BEGIN SELECTED TEXT

July 28, 2003

How To End Mandatory Background Checks

OK. Let's say you're a politician who, for whatever reason makes you different from all the other politicians, wants to get rid of mandatory background checks. What would you decide on as the best way to effect your change?

How about this: use the media's self-preservation instinct to get them to start screaming about the potential misuse of the information by the government.

And it looks like that is exactly what is starting to happen in places like Harrisburg, Pennsylvania where reporters have to have an annual background check to cover the state government and in Chicago, where the city government requires both a background check and fingerprints.

And all the sudden reporters are coming up with the same concerns that they so flippantly dismissed when the background checks didn't involve them:

"Who would have access to these background checks? It's hard for me to believe the police department will do background checks and not put that information in a file. Who will get it? An alderman with a grudge? Even if there's nothing illegal (in the background check), who knows what will show up? You should see the messages I'm getting from members. The scenarios are endless."

END SELECTED TEXT
BEGIN RECORD EXCERPTS

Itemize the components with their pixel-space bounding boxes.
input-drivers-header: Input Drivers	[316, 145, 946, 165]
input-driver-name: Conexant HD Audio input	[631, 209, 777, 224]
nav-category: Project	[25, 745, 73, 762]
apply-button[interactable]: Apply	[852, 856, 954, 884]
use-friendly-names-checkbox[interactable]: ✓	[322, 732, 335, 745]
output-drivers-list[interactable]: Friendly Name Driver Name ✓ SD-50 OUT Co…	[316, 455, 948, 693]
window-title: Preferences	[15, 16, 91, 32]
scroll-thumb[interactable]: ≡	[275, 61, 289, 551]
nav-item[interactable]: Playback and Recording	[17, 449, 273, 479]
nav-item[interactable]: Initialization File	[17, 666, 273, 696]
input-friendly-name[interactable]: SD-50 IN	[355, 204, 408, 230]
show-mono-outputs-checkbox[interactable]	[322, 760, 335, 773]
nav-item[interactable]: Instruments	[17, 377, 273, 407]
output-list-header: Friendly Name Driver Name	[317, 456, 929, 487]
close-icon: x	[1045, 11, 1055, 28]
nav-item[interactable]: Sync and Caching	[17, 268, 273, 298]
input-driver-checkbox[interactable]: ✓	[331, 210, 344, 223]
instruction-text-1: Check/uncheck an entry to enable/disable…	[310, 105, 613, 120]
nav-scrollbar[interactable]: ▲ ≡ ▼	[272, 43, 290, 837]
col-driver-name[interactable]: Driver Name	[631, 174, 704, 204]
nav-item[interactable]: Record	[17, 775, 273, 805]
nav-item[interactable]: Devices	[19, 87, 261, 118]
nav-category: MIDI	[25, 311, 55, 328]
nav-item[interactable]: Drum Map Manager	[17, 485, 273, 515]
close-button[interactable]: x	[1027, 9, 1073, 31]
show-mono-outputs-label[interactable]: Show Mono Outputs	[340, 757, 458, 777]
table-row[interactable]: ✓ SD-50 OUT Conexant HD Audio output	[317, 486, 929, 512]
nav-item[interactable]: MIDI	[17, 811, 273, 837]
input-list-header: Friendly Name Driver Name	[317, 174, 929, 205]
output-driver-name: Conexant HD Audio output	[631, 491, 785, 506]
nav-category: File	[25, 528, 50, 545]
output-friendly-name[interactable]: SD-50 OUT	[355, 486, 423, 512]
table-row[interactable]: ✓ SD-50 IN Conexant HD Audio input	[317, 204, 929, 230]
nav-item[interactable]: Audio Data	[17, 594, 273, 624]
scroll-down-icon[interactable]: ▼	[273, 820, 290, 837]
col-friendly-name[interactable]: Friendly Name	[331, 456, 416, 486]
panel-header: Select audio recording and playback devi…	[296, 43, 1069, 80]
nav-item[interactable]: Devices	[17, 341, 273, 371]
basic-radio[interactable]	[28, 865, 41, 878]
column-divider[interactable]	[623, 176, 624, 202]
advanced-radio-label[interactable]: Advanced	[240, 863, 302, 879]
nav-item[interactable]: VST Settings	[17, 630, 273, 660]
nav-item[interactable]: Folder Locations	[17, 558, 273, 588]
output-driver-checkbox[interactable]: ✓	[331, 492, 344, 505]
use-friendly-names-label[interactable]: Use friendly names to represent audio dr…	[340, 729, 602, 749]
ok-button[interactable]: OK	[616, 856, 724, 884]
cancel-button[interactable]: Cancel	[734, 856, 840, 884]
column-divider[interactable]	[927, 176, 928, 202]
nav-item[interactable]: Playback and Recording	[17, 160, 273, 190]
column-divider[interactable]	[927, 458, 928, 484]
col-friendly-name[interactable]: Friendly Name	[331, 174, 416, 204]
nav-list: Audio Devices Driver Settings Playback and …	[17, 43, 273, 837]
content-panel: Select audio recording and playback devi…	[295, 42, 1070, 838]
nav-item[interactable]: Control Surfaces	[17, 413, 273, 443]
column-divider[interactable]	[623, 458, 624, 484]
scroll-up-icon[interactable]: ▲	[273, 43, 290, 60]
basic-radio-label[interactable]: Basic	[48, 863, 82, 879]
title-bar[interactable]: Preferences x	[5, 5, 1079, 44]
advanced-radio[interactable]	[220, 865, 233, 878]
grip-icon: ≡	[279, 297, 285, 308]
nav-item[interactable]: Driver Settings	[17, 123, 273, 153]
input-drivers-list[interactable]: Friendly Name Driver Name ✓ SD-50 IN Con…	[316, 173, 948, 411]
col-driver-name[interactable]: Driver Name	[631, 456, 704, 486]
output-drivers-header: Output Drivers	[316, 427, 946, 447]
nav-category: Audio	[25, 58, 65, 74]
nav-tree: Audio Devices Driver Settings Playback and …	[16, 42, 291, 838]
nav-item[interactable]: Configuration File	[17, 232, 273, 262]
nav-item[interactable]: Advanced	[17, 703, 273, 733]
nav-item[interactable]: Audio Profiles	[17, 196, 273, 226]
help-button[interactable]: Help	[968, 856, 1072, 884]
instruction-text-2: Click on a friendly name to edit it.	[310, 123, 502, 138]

END RECORD EXCERPTS

[PROBLEM REQUIREMENTS]:
Does each statement below agree with the post on mandatory background checks? Answer yes or no for each, and quote the words of the post that decide it.
(a) Reporters in Harrisburg, Pennsylvania must get a background check every year to cover the state government.
(b) Chicago's city government requires a background check but not fingerprints.
(c) Reporters took these concerns seriously even when the background checks did not involve them.
You won't need the records for this.

[ANSWER BELOW]:
(a) Yes: "reporters have to have an annual background check to cover the state government"
(b) No: "the city government requires both a background check and fingerprints"
(c) No: "the same concerns that they so flippantly dismissed when the background checks didn't involve them"